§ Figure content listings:
* * * * *

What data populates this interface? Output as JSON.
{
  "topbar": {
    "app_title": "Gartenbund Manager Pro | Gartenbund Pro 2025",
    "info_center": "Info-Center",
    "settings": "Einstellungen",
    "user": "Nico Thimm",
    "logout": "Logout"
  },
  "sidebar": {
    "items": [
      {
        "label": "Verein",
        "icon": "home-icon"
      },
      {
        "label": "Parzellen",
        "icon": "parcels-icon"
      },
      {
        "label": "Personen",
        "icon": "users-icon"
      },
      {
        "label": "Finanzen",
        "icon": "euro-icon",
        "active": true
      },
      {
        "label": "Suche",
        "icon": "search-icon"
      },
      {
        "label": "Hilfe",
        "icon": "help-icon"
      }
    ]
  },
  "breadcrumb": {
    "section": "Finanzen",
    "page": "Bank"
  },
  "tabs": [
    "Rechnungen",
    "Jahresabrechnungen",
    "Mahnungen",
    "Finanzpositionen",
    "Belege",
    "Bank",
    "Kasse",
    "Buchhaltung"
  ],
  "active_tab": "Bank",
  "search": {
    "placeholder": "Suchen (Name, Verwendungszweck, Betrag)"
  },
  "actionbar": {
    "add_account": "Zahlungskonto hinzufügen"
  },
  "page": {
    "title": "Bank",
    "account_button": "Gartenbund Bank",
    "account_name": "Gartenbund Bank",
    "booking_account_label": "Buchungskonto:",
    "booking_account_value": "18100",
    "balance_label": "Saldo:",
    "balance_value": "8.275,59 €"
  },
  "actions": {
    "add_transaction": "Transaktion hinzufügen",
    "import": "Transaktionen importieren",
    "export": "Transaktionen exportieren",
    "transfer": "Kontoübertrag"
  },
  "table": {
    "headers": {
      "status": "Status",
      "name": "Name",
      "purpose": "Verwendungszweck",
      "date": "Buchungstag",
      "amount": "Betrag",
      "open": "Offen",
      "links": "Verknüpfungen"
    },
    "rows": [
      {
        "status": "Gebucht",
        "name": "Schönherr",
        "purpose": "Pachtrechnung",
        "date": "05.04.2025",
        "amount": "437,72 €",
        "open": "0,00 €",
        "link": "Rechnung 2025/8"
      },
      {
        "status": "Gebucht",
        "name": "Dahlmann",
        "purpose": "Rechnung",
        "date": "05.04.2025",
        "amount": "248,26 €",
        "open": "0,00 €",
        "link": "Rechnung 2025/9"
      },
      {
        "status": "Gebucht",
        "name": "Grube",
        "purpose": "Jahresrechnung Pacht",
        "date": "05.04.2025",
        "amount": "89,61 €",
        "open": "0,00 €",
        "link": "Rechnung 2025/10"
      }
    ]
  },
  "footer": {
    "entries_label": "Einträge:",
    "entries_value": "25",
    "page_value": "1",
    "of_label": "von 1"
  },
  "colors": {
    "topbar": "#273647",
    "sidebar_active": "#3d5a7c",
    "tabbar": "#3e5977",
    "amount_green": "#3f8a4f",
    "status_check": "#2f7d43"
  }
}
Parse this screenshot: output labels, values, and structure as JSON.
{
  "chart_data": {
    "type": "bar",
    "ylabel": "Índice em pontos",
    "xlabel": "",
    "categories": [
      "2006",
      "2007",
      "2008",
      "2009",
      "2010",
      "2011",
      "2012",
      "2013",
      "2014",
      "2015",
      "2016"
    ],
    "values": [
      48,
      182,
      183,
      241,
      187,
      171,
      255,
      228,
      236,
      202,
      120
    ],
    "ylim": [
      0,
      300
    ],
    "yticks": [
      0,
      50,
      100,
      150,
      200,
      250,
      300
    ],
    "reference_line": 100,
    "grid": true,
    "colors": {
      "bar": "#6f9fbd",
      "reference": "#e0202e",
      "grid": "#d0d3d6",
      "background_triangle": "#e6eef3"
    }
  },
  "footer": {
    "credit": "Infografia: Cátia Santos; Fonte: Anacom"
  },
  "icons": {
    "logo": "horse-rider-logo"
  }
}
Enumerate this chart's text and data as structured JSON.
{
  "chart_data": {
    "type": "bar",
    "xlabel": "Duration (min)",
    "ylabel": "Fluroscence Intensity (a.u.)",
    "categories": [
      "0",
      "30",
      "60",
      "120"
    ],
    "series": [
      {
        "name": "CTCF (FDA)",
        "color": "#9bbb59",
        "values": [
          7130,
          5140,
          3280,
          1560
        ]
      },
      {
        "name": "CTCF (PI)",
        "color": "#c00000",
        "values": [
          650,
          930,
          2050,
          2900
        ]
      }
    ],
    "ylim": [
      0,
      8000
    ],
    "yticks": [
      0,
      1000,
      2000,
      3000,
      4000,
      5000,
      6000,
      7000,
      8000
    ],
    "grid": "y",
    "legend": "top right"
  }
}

* * * * *

§ WHAT YOU ARE ASKED TO DO: The records above need to be transcribed in full. Keep every character unchanged.

§ EXERCISE ANSWER:
What data populates this interface? Output as JSON.
{
  "topbar": {
    "app_title": "Gartenbund Manager Pro | Gartenbund Pro 2025",
    "info_center": "Info-Center",
    "settings": "Einstellungen",
    "user": "Nico Thimm",
    "logout": "Logout"
  },
  "sidebar": {
    "items": [
      {
        "label": "Verein",
        "icon": "home-icon"
      },
      {
        "label": "Parzellen",
        "icon": "parcels-icon"
      },
      {
        "label": "Personen",
        "icon": "users-icon"
      },
      {
        "label": "Finanzen",
        "icon": "euro-icon",
        "active": true
      },
      {
        "label": "Suche",
        "icon": "search-icon"
      },
      {
        "label": "Hilfe",
        "icon": "help-icon"
      }
    ]
  },
  "breadcrumb": {
    "section": "Finanzen",
    "page": "Bank"
  },
  "tabs": [
    "Rechnungen",
    "Jahresabrechnungen",
    "Mahnungen",
    "Finanzpositionen",
    "Belege",
    "Bank",
    "Kasse",
    "Buchhaltung"
  ],
  "active_tab": "Bank",
  "search": {
    "placeholder": "Suchen (Name, Verwendungszweck, Betrag)"
  },
  "actionbar": {
    "add_account": "Zahlungskonto hinzufügen"
  },
  "page": {
    "title": "Bank",
    "account_button": "Gartenbund Bank",
    "account_name": "Gartenbund Bank",
    "booking_account_label": "Buchungskonto:",
    "booking_account_value": "18100",
    "balance_label": "Saldo:",
    "balance_value": "8.275,59 €"
  },
  "actions": {
    "add_transaction": "Transaktion hinzufügen",
    "import": "Transaktionen importieren",
    "export": "Transaktionen exportieren",
    "transfer": "Kontoübertrag"
  },
  "table": {
    "headers": {
      "status": "Status",
      "name": "Name",
      "purpose": "Verwendungszweck",
      "date": "Buchungstag",
      "amount": "Betrag",
      "open": "Offen",
      "links": "Verknüpfungen"
    },
    "rows": [
      {
        "status": "Gebucht",
        "name": "Schönherr",
        "purpose": "Pachtrechnung",
        "date": "05.04.2025",
        "amount": "437,72 €",
        "open": "0,00 €",
        "link": "Rechnung 2025/8"
      },
      {
        "status": "Gebucht",
        "name": "Dahlmann",
        "purpose": "Rechnung",
        "date": "05.04.2025",
        "amount": "248,26 €",
        "open": "0,00 €",
        "link": "Rechnung 2025/9"
      },
      {
        "status": "Gebucht",
        "name": "Grube",
        "purpose": "Jahresrechnung Pacht",
        "date": "05.04.2025",
        "amount": "89,61 €",
        "open": "0,00 €",
        "link": "Rechnung 2025/10"
      }
    ]
  },
  "footer": {
    "entries_label": "Einträge:",
    "entries_value": "25",
    "page_value": "1",
    "of_label": "von 1"
  },
  "colors": {
    "topbar": "#273647",
    "sidebar_active": "#3d5a7c",
    "tabbar": "#3e5977",
    "amount_green": "#3f8a4f",
    "status_check": "#2f7d43"
  }
}
Parse this screenshot: output labels, values, and structure as JSON.
{
  "chart_data": {
    "type": "bar",
    "ylabel": "Índice em pontos",
    "xlabel": "",
    "categories": [
      "2006",
      "2007",
      "2008",
      "2009",
      "2010",
      "2011",
      "2012",
      "2013",
      "2014",
      "2015",
      "2016"
    ],
    "values": [
      48,
      182,
      183,
      241,
      187,
      171,
      255,
      228,
      236,
      202,
      120
    ],
    "ylim": [
      0,
      300
    ],
    "yticks": [
      0,
      50,
      100,
      150,
      200,
      250,
      300
    ],
    "reference_line": 100,
    "grid": true,
    "colors": {
      "bar": "#6f9fbd",
      "reference": "#e0202e",
      "grid": "#d0d3d6",
      "background_triangle": "#e6eef3"
    }
  },
  "footer": {
    "credit": "Infografia: Cátia Santos; Fonte: Anacom"
  },
  "icons": {
    "logo": "horse-rider-logo"
  }
}
Enumerate this chart's text and data as structured JSON.
{
  "chart_data": {
    "type": "bar",
    "xlabel": "Duration (min)",
    "ylabel": "Fluroscence Intensity (a.u.)",
    "categories": [
      "0",
      "30",
      "60",
      "120"
    ],
    "series": [
      {
        "name": "CTCF (FDA)",
        "color": "#9bbb59",
        "values": [
          7130,
          5140,
          3280,
          1560
        ]
      },
      {
        "name": "CTCF (PI)",
        "color": "#c00000",
        "values": [
          650,
          930,
          2050,
          2900
        ]
      }
    ],
    "ylim": [
      0,
      8000
    ],
    "yticks": [
      0,
      1000,
      2000,
      3000,
      4000,
      5000,
      6000,
      7000,
      8000
    ],
    "grid": "y",
    "legend": "top right"
  }
}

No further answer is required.